> [Directions for this task] Find each line holding the word "Orange" and give the number of such lines, nothing else.

> [Input material]
[start]

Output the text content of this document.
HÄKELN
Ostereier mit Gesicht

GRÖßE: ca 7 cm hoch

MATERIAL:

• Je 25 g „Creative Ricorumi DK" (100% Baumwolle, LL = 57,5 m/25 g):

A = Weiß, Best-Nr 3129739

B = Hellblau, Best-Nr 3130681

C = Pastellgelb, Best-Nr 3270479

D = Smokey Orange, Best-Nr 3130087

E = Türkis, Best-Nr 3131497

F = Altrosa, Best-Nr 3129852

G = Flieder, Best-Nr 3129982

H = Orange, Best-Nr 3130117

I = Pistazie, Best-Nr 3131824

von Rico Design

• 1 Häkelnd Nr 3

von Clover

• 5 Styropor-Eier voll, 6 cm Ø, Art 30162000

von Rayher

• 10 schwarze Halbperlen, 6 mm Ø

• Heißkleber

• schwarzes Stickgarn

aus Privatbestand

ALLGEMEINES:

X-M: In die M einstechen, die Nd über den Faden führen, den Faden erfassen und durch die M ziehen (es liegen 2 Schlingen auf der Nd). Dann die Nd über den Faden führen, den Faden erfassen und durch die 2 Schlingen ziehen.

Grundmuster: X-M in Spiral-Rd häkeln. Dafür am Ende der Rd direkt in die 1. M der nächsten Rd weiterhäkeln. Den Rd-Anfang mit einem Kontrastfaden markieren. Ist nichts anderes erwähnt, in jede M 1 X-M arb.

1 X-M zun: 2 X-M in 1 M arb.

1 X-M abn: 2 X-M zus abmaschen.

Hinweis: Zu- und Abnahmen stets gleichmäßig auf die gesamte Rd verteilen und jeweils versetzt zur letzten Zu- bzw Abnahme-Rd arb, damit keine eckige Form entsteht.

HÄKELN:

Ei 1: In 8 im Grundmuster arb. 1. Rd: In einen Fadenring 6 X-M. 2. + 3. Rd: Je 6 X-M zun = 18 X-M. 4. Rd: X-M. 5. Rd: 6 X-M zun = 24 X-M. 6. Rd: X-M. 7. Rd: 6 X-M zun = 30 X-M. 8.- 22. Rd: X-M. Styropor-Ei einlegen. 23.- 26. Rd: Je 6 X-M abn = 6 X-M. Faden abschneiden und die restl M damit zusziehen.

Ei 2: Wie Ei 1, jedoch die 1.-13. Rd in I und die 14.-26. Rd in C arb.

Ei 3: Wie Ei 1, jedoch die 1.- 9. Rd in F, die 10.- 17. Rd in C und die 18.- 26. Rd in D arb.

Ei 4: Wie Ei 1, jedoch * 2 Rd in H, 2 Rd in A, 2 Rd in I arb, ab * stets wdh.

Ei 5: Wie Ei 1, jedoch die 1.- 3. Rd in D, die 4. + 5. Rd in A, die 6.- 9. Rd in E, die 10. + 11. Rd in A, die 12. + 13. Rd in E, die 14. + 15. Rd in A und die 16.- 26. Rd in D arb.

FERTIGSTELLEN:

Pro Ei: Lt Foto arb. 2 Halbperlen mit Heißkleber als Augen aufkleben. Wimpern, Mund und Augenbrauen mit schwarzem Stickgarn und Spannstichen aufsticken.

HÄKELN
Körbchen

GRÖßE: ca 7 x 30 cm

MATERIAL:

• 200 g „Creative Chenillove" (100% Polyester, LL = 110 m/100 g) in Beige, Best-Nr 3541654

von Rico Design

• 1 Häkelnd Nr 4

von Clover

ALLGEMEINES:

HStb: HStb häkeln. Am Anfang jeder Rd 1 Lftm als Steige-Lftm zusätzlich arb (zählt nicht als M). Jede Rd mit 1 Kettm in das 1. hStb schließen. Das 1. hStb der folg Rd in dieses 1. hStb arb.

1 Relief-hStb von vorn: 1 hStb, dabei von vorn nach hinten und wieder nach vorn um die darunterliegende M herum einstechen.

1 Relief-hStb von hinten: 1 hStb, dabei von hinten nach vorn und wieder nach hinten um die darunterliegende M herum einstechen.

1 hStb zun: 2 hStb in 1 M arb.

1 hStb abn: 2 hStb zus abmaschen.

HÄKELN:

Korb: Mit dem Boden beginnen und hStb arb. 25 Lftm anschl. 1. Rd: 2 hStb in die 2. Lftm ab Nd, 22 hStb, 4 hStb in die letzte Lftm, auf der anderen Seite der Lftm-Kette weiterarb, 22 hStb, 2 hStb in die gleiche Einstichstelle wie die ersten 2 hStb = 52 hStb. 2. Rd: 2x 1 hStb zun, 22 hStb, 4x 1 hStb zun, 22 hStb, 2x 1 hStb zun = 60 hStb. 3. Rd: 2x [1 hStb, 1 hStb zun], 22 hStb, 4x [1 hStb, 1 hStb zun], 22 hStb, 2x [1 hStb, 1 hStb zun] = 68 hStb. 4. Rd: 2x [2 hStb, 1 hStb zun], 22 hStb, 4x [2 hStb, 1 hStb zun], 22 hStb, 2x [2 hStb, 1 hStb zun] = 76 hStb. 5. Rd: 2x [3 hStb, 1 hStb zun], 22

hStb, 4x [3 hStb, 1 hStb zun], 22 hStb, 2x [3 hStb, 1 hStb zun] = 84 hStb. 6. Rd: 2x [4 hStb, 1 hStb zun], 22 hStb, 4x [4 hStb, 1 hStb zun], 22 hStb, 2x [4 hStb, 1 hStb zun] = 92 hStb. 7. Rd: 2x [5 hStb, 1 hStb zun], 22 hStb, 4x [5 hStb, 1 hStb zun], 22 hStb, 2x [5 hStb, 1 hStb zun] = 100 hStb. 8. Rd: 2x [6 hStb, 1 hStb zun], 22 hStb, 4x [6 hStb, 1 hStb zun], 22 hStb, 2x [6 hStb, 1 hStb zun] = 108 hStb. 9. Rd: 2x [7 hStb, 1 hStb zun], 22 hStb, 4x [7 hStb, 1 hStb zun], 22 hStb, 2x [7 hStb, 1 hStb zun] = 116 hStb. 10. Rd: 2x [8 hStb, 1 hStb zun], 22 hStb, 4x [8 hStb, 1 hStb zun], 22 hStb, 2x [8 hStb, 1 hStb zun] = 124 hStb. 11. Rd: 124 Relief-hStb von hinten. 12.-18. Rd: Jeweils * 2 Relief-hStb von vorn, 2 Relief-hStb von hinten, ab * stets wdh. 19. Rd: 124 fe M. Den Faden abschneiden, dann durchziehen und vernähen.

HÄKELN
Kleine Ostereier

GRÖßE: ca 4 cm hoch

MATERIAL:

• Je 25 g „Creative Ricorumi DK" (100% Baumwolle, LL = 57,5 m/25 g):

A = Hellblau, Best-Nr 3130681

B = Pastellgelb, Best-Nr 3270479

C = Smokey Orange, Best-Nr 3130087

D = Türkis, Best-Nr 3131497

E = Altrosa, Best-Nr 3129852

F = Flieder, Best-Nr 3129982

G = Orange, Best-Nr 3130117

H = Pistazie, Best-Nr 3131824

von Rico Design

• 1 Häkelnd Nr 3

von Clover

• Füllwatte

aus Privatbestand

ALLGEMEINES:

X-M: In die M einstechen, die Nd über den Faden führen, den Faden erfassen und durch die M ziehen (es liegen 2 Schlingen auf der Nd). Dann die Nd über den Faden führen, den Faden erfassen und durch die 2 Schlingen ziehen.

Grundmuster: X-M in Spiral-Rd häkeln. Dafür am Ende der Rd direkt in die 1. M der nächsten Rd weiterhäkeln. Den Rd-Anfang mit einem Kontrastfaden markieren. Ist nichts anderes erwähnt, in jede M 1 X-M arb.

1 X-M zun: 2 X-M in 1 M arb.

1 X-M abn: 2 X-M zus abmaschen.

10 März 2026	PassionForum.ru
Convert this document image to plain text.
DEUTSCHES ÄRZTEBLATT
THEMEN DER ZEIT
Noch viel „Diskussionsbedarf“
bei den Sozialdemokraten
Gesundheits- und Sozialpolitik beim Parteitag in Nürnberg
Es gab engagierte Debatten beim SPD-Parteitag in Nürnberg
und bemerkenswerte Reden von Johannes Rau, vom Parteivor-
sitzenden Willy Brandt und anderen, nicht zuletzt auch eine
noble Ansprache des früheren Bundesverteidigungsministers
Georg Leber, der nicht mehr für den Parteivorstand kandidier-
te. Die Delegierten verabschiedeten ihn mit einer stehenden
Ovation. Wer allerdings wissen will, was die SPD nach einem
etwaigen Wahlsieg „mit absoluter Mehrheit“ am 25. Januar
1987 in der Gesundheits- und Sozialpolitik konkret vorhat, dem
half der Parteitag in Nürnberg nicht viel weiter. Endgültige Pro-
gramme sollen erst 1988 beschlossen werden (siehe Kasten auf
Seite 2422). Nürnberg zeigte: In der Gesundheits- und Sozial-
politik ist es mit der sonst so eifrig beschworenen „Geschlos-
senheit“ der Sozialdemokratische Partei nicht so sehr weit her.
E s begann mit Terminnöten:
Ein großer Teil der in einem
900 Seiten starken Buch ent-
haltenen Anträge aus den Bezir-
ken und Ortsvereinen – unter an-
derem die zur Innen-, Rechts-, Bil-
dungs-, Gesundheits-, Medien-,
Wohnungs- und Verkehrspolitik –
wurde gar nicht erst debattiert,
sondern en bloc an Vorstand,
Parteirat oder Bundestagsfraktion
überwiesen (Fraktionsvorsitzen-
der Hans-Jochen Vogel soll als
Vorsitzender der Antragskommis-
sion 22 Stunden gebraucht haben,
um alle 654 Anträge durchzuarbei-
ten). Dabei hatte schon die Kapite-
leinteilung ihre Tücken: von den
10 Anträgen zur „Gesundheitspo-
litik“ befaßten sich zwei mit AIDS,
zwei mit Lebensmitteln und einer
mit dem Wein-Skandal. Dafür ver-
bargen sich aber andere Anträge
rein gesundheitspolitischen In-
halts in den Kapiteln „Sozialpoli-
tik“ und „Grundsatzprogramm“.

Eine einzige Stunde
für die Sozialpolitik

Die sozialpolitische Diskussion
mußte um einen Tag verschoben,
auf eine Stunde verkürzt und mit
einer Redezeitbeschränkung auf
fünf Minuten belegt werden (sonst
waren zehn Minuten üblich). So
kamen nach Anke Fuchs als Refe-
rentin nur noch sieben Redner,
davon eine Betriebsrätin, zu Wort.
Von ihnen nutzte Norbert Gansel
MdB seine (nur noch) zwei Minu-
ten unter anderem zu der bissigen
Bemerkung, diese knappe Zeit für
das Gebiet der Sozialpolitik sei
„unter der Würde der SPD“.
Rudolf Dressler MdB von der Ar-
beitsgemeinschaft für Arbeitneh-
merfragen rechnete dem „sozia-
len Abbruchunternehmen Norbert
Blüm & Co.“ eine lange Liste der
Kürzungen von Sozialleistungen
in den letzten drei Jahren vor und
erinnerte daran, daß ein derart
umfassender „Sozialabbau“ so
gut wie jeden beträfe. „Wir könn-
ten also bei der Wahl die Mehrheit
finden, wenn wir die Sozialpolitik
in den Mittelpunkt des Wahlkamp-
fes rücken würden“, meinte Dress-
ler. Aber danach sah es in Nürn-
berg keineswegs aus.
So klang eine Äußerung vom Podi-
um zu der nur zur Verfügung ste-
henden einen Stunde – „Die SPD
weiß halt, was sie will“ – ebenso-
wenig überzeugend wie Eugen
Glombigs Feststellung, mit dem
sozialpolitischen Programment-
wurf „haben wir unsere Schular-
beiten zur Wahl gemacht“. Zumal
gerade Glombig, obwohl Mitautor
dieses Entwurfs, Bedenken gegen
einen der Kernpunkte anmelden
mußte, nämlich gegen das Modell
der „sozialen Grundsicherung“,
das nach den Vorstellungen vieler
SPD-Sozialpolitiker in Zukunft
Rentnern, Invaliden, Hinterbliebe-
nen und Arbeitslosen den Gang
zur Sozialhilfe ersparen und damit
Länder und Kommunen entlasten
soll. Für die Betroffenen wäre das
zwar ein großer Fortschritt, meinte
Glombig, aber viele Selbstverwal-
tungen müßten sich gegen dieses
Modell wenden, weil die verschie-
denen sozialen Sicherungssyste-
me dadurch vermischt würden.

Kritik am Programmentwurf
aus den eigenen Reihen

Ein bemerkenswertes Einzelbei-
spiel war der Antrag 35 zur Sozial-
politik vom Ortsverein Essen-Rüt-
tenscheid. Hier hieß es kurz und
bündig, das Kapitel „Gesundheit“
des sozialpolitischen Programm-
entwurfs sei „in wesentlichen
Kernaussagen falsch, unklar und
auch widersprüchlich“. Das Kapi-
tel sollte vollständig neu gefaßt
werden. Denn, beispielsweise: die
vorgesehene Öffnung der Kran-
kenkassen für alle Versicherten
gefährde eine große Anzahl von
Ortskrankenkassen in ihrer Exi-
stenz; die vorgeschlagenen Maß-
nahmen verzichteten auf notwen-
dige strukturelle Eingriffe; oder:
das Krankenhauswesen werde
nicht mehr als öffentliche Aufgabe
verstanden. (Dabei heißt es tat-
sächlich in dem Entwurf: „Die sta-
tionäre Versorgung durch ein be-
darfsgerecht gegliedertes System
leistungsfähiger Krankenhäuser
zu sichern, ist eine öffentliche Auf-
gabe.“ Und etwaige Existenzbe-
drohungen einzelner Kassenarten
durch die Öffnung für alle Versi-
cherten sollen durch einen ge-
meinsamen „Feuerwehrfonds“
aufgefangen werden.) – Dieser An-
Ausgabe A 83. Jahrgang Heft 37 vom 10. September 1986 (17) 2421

[end]

> [Output] 4